* **TASK MATERIAL**:
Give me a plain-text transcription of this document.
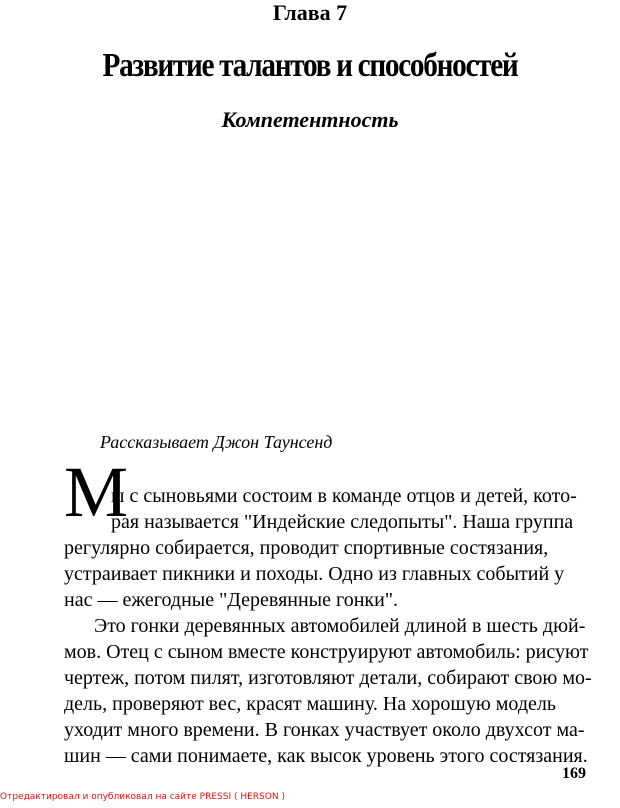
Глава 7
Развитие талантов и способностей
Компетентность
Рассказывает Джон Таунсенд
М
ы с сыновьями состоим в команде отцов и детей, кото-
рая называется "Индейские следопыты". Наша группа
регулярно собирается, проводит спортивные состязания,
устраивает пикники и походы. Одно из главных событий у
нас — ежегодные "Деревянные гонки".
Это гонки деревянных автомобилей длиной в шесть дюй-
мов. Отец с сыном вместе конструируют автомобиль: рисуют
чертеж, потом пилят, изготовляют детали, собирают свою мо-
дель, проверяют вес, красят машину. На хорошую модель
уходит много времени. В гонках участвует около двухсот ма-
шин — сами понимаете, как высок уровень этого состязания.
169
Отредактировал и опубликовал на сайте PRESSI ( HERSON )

* **GOAL**: Only a number is wanted: how many lines of the data above contain "гонки"?

* **THE COMPLETED TASK**: 2